**Data listing**

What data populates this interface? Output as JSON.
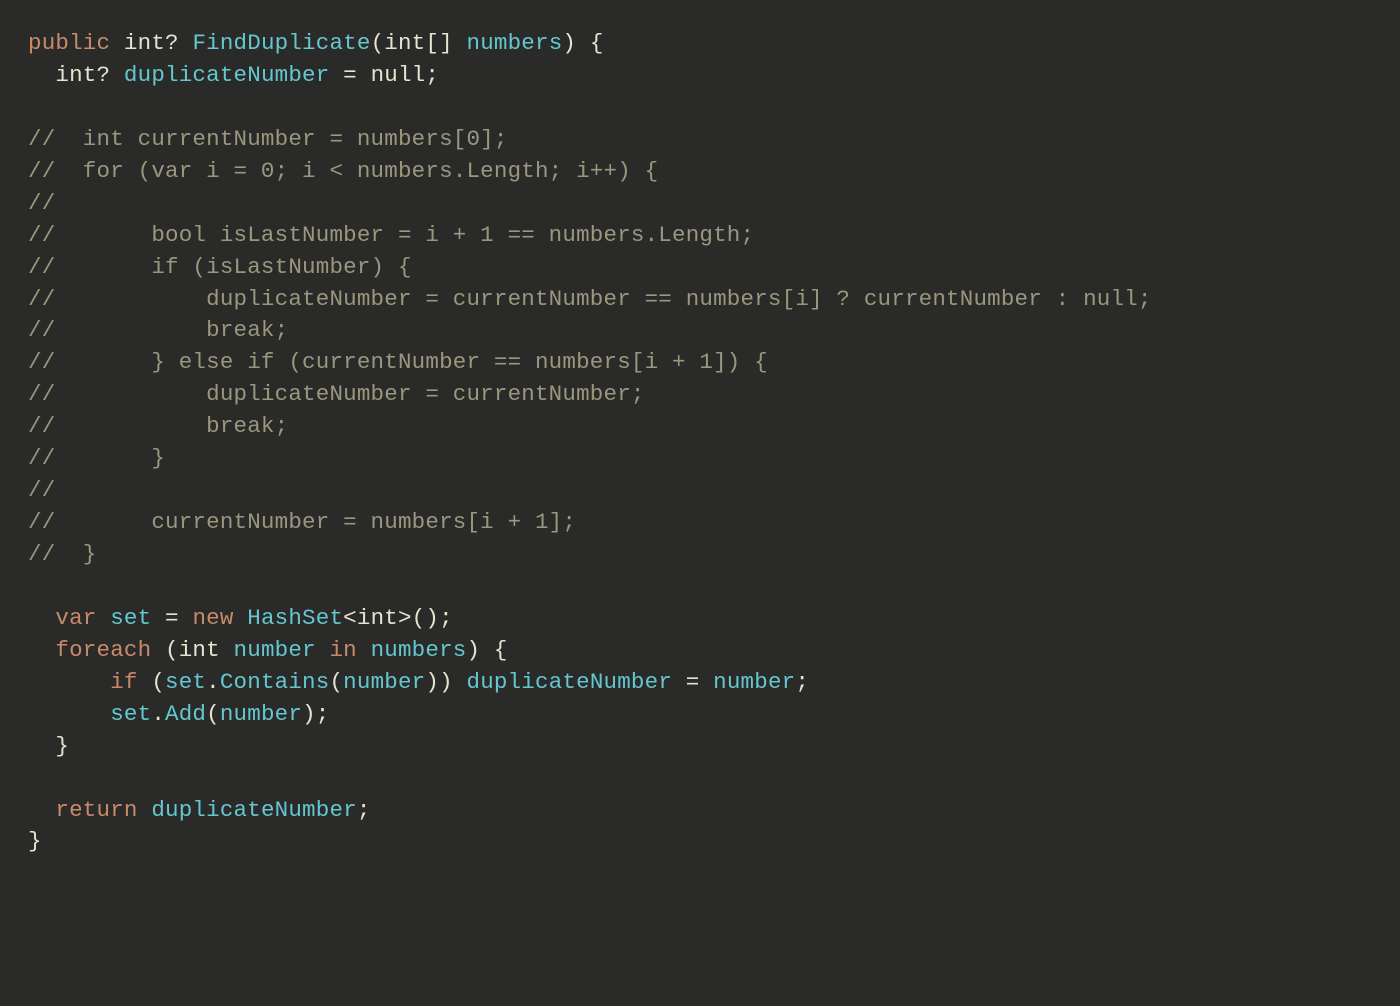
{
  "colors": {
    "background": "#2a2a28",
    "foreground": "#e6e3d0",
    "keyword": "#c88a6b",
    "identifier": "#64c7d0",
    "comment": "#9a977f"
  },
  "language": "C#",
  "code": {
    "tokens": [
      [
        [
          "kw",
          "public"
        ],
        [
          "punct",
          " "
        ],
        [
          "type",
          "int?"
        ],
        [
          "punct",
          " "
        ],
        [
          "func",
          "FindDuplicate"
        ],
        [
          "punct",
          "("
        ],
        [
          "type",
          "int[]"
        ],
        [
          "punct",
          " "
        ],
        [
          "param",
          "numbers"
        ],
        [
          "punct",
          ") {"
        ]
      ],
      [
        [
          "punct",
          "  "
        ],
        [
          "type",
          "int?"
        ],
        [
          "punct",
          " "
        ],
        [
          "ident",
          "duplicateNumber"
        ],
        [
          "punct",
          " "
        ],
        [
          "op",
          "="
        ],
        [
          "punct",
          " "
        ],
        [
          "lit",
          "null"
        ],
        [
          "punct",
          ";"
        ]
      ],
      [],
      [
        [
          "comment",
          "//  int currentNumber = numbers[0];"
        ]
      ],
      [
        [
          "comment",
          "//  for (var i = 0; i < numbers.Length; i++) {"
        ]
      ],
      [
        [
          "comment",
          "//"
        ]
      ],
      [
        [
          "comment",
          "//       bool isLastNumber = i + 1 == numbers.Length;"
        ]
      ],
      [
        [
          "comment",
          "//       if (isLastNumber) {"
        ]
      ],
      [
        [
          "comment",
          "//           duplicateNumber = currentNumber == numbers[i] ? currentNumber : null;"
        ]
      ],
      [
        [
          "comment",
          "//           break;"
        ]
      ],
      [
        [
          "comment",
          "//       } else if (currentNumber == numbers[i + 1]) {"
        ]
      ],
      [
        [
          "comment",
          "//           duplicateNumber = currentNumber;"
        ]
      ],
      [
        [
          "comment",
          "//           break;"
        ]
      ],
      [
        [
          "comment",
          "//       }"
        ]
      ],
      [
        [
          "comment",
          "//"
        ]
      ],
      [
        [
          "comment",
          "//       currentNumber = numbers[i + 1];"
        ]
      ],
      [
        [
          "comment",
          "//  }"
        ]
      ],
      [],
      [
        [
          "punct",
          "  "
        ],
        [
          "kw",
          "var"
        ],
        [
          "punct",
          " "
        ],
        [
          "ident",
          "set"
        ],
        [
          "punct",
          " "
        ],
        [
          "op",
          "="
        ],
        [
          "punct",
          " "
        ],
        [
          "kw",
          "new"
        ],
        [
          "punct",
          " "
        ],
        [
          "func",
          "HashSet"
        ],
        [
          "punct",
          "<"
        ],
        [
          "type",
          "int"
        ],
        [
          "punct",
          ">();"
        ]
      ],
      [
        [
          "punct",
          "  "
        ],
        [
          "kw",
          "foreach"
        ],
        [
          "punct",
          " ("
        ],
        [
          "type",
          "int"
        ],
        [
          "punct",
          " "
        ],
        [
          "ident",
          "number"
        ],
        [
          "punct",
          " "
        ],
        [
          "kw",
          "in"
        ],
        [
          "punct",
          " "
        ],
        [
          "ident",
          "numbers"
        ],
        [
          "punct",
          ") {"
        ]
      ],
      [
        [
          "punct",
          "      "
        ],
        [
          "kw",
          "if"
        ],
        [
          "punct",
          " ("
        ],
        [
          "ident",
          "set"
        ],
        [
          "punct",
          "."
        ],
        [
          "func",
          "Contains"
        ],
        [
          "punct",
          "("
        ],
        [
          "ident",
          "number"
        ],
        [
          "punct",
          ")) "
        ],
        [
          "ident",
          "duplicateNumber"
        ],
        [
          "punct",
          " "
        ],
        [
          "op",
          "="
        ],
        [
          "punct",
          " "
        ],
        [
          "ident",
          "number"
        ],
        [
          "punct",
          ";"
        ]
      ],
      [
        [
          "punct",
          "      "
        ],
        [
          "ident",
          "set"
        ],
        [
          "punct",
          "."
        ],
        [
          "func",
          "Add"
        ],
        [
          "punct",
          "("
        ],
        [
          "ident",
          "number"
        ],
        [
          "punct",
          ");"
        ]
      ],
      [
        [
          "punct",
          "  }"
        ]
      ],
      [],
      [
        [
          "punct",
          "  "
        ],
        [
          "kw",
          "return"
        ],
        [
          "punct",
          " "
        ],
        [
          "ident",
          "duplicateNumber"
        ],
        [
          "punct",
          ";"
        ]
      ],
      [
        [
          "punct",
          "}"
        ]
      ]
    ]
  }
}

==

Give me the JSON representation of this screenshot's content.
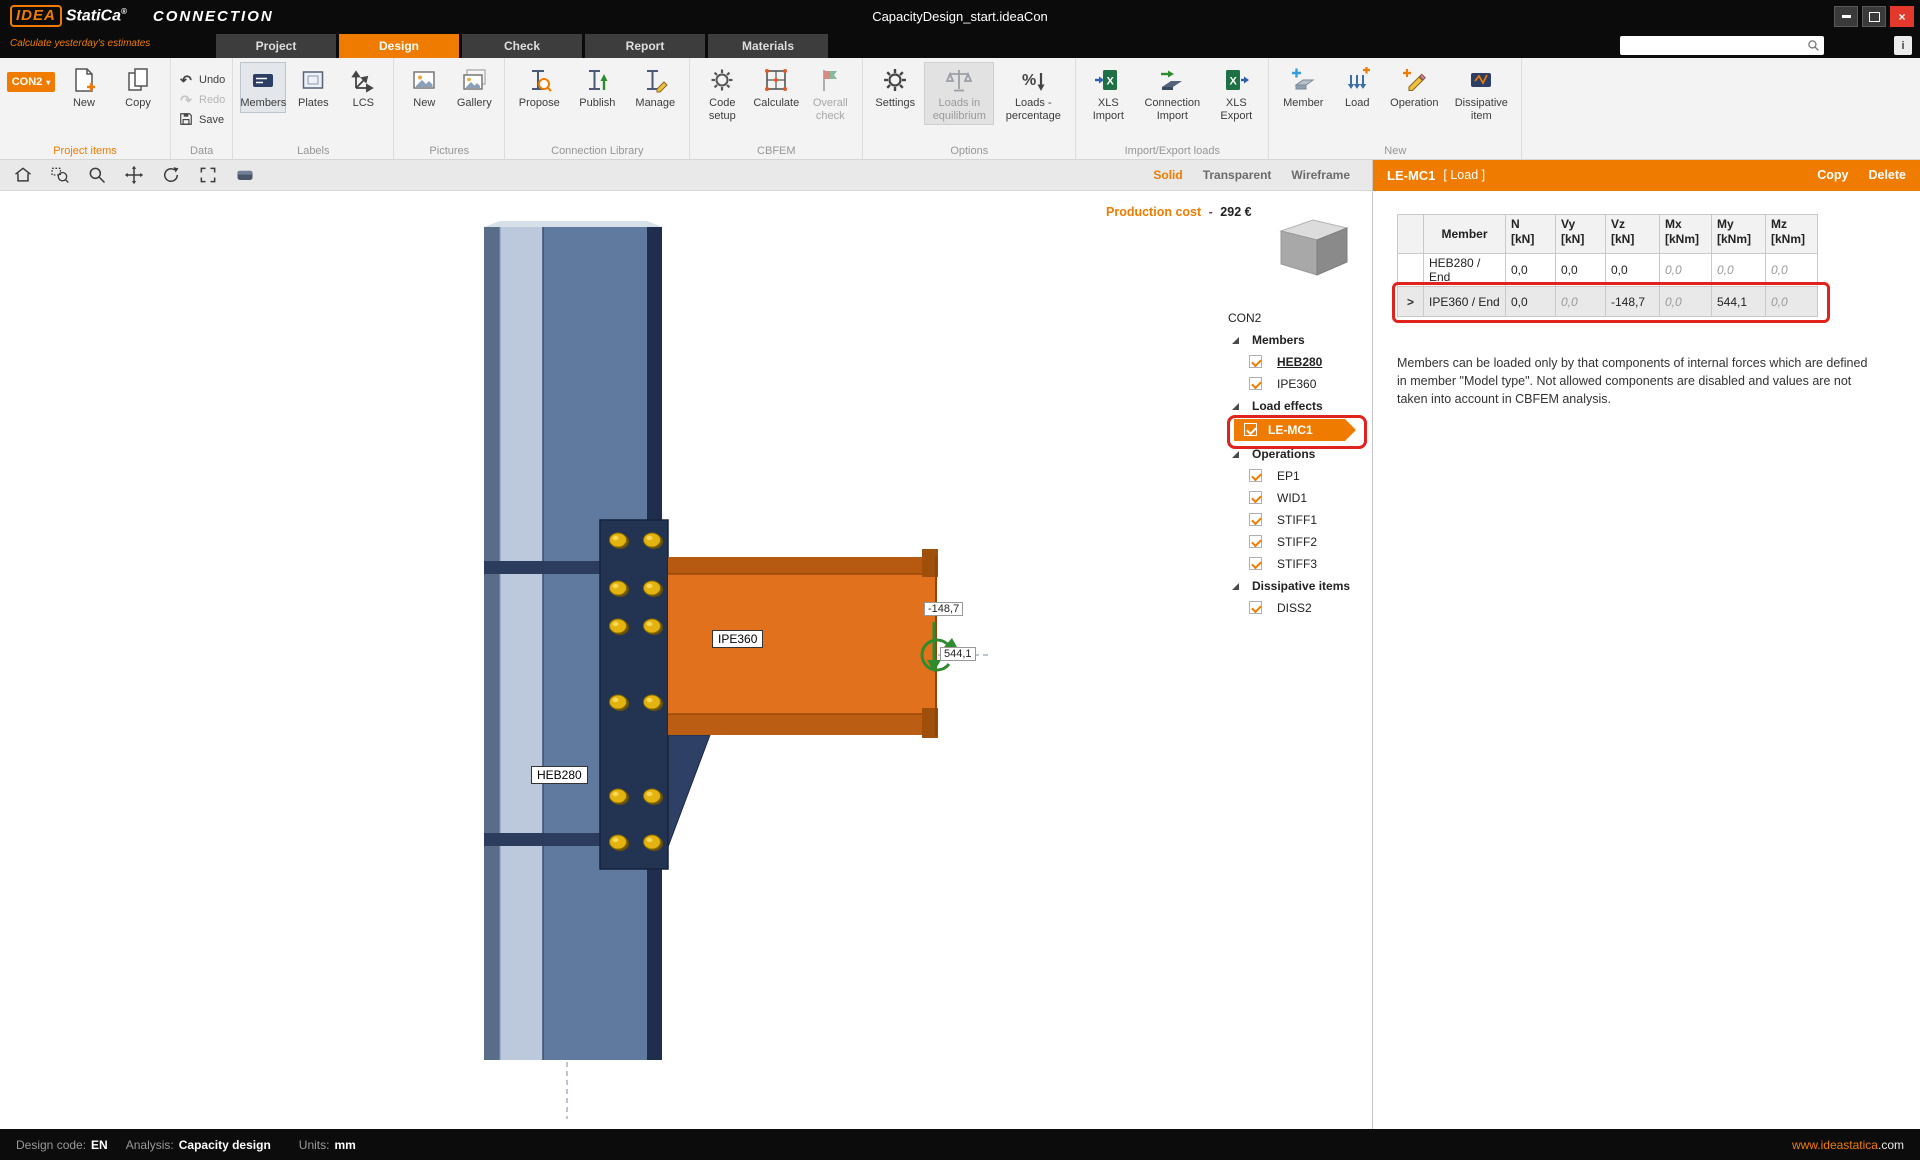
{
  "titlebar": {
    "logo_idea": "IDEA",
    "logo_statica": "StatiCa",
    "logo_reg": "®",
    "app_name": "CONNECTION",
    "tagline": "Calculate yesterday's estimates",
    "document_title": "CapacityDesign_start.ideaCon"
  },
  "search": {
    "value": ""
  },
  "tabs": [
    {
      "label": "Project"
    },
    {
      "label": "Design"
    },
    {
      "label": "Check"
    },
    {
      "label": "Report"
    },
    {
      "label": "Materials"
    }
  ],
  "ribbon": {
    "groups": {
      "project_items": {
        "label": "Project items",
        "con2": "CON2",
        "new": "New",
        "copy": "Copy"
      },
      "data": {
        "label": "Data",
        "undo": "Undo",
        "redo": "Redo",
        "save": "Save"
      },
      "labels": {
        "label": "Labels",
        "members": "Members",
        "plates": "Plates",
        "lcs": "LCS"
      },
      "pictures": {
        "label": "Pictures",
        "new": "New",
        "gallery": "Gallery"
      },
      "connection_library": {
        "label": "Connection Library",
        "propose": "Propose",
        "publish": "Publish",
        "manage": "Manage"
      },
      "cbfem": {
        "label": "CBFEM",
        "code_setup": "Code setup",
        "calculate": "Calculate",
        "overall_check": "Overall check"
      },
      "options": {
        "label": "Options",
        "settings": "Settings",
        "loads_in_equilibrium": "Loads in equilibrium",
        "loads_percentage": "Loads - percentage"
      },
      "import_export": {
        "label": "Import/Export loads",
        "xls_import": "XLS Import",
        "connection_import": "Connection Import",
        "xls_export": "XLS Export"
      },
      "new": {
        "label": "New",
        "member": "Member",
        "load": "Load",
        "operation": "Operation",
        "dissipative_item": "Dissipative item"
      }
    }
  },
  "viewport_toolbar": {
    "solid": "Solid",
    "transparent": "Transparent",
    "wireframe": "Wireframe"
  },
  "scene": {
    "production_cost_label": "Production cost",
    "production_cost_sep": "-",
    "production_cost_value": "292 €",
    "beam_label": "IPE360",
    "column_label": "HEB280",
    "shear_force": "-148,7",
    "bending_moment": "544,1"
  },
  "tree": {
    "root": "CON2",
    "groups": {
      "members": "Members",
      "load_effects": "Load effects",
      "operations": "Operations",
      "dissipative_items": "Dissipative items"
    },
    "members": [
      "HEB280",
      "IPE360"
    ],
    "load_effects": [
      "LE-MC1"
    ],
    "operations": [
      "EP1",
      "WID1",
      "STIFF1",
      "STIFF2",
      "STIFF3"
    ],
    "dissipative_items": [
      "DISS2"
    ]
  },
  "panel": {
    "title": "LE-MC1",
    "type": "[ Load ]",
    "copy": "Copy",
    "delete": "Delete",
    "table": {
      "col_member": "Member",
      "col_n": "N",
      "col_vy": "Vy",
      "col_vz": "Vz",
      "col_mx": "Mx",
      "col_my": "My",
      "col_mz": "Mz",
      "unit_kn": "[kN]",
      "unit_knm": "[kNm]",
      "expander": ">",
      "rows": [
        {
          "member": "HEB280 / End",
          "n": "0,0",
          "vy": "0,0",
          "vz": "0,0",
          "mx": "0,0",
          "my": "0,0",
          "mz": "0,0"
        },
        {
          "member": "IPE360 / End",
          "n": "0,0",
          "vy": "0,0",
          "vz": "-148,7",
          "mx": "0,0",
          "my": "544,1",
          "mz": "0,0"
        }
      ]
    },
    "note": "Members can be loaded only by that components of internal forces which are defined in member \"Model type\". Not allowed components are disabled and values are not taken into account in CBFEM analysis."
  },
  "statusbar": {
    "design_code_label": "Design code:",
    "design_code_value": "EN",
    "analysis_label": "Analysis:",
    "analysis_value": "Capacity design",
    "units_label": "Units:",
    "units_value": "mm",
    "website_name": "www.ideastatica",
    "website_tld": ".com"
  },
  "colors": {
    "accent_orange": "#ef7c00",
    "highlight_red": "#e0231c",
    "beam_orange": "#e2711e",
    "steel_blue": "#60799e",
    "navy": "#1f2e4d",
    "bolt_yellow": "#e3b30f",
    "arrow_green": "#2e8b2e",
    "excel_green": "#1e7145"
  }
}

**Exercise goal**
Each line holding the word "numbers" counts once; report the total and nothing else.

**Result of the exercise**
8